**Given task**
State how many lines of the entries include the string "žiakov", please, leaving out everything but the number.

—————

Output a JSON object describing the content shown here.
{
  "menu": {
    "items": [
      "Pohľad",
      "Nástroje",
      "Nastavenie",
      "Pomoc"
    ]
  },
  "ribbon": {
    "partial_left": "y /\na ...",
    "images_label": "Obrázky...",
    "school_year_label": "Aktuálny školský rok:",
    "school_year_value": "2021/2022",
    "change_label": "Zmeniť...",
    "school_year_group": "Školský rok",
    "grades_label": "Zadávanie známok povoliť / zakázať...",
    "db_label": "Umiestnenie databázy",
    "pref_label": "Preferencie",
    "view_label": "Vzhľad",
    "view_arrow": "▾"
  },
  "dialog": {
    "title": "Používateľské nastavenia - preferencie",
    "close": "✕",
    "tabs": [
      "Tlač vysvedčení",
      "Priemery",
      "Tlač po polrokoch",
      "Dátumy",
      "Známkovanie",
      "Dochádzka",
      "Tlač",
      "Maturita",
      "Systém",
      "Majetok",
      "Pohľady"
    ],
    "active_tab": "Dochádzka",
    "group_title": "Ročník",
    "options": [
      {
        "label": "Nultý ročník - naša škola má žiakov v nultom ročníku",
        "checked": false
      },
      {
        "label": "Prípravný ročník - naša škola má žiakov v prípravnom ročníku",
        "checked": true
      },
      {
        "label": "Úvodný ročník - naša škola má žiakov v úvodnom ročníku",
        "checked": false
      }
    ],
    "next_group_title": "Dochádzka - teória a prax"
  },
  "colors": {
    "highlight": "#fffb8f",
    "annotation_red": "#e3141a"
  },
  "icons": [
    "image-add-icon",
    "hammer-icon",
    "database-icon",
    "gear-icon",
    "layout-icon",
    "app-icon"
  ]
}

—————

**Correct response**
3